*Direction:* Beginning at the line containing "What text is on this page?" and continuing to the end of the records below, give each line again exactly as it stands, and only those lines.

*Stored records:*
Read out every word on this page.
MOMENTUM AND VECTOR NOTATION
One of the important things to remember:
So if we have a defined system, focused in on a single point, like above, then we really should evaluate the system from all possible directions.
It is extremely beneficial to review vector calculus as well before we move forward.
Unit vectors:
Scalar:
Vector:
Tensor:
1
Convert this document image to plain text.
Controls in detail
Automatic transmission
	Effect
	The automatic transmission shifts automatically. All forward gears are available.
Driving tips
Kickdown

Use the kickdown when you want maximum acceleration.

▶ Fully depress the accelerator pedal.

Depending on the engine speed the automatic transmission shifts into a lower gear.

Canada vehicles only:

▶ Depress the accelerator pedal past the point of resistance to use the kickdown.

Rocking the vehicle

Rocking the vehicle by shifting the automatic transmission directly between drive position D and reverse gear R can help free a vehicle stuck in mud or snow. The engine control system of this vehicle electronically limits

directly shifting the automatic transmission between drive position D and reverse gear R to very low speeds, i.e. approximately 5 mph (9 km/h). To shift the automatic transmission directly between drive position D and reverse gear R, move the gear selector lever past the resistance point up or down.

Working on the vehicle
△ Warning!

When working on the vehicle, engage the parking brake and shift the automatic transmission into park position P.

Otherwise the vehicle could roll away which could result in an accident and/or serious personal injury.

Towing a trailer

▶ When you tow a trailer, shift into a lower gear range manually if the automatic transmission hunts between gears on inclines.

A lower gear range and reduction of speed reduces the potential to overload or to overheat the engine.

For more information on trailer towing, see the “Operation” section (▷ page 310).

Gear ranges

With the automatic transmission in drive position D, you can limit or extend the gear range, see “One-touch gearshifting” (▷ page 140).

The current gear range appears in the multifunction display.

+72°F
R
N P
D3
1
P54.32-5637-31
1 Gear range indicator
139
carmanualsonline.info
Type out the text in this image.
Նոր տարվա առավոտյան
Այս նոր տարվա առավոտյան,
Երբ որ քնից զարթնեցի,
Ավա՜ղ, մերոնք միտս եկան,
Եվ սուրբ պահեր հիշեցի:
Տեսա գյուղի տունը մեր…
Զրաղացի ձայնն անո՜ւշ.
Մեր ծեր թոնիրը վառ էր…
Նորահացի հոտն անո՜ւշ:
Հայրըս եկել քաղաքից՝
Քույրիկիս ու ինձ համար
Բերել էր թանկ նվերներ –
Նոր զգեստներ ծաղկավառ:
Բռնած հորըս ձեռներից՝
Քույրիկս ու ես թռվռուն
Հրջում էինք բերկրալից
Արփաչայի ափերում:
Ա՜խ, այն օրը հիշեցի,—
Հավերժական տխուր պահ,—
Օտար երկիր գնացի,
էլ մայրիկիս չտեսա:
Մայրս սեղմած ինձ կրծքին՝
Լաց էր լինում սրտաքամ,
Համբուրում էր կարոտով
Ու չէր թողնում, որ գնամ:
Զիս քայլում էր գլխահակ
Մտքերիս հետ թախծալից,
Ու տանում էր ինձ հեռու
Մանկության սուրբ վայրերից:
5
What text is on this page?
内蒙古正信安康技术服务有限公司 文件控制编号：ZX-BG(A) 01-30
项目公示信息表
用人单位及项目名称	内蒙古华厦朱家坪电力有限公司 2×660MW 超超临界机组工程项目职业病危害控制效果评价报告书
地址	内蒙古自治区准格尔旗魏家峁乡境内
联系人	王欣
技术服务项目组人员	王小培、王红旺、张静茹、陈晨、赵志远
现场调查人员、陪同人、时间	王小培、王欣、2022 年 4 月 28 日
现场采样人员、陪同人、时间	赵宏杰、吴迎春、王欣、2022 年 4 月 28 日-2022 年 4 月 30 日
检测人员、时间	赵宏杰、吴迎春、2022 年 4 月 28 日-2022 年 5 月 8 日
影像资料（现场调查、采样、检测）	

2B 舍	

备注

*Response for this exercise:*
What text is on this page?
内蒙古正信安康技术服务有限公司 文件控制编号：ZX-BG(A) 01-30
项目公示信息表
用人单位及项目名称	内蒙古华厦朱家坪电力有限公司 2×660MW 超超临界机组工程项目职业病危害控制效果评价报告书
地址	内蒙古自治区准格尔旗魏家峁乡境内
联系人	王欣
技术服务项目组人员	王小培、王红旺、张静茹、陈晨、赵志远
现场调查人员、陪同人、时间	王小培、王欣、2022 年 4 月 28 日
现场采样人员、陪同人、时间	赵宏杰、吴迎春、王欣、2022 年 4 月 28 日-2022 年 4 月 30 日
检测人员、时间	赵宏杰、吴迎春、2022 年 4 月 28 日-2022 年 5 月 8 日
影像资料（现场调查、采样、检测）	

2B 舍	

备注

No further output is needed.